For the records that follow, return only the count of lines containing the string "Efficiency".

::: Provided information :::

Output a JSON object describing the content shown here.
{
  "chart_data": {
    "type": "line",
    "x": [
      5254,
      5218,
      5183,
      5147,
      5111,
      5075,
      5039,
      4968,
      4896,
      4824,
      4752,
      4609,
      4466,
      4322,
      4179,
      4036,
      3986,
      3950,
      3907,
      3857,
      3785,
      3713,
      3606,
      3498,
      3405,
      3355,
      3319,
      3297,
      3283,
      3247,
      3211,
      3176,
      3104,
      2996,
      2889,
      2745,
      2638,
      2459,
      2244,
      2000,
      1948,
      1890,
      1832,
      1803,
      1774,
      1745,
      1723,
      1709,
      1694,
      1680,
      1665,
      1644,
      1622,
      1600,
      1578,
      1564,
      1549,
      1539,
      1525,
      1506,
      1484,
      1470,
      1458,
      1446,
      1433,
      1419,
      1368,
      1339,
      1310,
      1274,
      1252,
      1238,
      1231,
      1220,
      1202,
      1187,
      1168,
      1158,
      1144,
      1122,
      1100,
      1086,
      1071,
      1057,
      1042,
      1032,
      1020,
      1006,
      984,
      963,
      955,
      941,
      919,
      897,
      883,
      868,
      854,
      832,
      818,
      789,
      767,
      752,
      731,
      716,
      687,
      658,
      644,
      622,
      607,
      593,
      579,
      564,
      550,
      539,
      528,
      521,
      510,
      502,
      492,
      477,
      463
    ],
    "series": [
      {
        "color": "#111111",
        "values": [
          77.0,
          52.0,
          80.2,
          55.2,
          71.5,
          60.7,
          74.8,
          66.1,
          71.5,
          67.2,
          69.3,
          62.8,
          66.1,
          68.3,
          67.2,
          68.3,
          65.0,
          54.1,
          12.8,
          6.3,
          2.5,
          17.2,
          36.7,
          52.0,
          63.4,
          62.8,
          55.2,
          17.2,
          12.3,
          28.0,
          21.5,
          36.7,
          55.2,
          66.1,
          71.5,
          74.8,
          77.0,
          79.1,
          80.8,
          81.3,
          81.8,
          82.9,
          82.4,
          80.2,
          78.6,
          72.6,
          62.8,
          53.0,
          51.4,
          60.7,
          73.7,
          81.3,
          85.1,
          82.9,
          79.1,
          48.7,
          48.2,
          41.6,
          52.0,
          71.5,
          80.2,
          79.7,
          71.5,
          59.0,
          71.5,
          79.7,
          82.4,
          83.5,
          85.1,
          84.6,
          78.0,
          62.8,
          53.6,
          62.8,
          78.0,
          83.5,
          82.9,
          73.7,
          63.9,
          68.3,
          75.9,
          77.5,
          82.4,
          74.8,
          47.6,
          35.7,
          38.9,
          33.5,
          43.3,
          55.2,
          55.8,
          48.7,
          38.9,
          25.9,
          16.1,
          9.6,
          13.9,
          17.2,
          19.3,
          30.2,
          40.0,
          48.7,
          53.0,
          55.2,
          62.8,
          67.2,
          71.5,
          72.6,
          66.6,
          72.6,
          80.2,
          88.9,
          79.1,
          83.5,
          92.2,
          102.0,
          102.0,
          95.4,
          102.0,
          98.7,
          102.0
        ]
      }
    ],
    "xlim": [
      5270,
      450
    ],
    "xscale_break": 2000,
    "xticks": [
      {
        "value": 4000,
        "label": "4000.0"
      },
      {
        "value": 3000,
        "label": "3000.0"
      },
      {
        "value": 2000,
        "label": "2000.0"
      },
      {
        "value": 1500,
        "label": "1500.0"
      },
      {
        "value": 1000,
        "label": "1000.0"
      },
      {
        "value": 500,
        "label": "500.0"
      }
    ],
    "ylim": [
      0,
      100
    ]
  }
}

:::
::: Provided information :::

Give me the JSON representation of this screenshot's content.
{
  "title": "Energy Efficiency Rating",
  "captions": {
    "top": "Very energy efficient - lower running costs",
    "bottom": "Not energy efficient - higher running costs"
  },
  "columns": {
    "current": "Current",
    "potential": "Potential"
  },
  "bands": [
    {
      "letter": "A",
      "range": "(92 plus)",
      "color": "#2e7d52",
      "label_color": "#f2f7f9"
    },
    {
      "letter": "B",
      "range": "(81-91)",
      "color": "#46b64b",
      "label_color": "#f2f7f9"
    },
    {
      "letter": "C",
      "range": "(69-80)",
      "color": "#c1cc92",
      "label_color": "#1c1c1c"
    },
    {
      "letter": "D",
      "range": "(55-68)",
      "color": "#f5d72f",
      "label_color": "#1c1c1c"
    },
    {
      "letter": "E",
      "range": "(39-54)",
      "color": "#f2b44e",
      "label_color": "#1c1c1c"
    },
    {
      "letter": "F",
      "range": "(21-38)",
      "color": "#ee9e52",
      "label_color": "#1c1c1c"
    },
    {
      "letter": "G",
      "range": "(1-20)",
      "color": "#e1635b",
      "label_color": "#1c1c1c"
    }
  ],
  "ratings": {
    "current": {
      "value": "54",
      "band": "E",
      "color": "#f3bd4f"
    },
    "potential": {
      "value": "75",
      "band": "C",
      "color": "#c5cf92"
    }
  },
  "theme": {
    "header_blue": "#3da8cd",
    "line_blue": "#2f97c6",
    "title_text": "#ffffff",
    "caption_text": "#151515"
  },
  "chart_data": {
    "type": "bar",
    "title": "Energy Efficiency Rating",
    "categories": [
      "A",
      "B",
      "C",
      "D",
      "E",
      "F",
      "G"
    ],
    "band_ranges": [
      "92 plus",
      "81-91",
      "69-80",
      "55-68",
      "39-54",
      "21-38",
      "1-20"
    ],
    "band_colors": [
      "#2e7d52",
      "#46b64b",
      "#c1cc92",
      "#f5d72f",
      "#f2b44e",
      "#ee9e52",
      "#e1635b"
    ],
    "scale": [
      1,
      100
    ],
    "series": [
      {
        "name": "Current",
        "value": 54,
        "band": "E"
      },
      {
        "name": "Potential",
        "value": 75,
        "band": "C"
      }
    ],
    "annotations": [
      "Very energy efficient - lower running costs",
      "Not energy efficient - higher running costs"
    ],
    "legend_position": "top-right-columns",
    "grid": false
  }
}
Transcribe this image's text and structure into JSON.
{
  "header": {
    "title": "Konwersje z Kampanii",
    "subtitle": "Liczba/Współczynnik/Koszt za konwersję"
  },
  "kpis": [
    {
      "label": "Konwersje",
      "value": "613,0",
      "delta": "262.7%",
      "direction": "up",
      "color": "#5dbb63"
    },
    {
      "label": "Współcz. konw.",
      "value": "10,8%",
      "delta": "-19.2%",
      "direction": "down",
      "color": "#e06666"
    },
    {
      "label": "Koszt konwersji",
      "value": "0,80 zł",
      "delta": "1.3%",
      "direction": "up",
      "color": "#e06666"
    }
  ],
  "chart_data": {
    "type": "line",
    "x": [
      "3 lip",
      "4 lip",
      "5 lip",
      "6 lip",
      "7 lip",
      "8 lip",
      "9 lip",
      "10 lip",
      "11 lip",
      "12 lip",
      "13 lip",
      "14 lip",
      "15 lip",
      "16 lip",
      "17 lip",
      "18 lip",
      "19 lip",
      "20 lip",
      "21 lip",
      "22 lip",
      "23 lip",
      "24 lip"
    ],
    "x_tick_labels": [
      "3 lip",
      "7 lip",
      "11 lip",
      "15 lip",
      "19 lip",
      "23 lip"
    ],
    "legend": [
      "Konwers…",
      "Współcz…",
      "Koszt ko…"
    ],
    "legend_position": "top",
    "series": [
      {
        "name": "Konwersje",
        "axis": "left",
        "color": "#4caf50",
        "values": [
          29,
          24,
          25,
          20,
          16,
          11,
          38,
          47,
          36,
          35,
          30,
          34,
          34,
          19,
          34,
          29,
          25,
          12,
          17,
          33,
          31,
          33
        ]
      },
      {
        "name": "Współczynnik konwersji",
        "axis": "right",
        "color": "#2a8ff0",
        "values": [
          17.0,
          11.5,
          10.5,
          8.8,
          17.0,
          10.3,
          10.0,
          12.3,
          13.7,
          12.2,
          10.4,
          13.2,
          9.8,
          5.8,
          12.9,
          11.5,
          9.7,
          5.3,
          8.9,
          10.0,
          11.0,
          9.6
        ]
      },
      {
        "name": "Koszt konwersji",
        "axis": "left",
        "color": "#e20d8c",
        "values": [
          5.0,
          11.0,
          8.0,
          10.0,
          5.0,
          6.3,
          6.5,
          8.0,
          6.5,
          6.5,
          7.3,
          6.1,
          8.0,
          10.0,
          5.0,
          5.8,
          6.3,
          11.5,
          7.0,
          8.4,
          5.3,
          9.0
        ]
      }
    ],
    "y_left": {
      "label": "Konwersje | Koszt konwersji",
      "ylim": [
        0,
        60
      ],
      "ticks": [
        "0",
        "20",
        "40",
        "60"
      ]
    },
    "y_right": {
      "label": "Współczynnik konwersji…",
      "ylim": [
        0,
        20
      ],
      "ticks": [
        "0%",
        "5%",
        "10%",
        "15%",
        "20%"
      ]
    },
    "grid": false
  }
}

:::

◆ **Problem solution**: 2